Task statement
The listing below should be written out exactly; please include all of it.

Figure contents as structured data
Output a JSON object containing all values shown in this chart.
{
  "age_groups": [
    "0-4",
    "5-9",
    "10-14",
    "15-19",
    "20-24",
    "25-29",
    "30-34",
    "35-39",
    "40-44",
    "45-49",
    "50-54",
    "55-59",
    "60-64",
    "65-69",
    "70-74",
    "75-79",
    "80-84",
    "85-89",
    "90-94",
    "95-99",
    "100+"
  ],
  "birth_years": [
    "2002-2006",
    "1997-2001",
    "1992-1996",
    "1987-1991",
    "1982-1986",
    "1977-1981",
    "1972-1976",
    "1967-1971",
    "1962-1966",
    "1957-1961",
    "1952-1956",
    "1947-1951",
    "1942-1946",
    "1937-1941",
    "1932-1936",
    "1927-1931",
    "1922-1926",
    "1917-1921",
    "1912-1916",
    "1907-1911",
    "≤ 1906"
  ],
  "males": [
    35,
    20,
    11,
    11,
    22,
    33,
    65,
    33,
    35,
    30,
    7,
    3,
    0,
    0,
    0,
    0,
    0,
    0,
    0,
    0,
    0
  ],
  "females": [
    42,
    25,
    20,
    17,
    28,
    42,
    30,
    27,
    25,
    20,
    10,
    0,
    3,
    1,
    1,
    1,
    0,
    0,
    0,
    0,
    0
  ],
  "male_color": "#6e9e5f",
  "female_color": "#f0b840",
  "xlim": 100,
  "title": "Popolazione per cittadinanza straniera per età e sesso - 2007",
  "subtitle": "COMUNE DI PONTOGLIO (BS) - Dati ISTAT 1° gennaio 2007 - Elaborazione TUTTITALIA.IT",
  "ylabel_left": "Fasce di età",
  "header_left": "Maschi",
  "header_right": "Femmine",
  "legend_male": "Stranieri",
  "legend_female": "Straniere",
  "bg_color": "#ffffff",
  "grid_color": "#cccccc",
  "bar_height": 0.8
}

The result
Output a JSON object containing all values shown in this chart.
{
  "age_groups": [
    "0-4",
    "5-9",
    "10-14",
    "15-19",
    "20-24",
    "25-29",
    "30-34",
    "35-39",
    "40-44",
    "45-49",
    "50-54",
    "55-59",
    "60-64",
    "65-69",
    "70-74",
    "75-79",
    "80-84",
    "85-89",
    "90-94",
    "95-99",
    "100+"
  ],
  "birth_years": [
    "2002-2006",
    "1997-2001",
    "1992-1996",
    "1987-1991",
    "1982-1986",
    "1977-1981",
    "1972-1976",
    "1967-1971",
    "1962-1966",
    "1957-1961",
    "1952-1956",
    "1947-1951",
    "1942-1946",
    "1937-1941",
    "1932-1936",
    "1927-1931",
    "1922-1926",
    "1917-1921",
    "1912-1916",
    "1907-1911",
    "≤ 1906"
  ],
  "males": [
    35,
    20,
    11,
    11,
    22,
    33,
    65,
    33,
    35,
    30,
    7,
    3,
    0,
    0,
    0,
    0,
    0,
    0,
    0,
    0,
    0
  ],
  "females": [
    42,
    25,
    20,
    17,
    28,
    42,
    30,
    27,
    25,
    20,
    10,
    0,
    3,
    1,
    1,
    1,
    0,
    0,
    0,
    0,
    0
  ],
  "male_color": "#6e9e5f",
  "female_color": "#f0b840",
  "xlim": 100,
  "title": "Popolazione per cittadinanza straniera per età e sesso - 2007",
  "subtitle": "COMUNE DI PONTOGLIO (BS) - Dati ISTAT 1° gennaio 2007 - Elaborazione TUTTITALIA.IT",
  "ylabel_left": "Fasce di età",
  "header_left": "Maschi",
  "header_right": "Femmine",
  "legend_male": "Stranieri",
  "legend_female": "Straniere",
  "bg_color": "#ffffff",
  "grid_color": "#cccccc",
  "bar_height": 0.8
}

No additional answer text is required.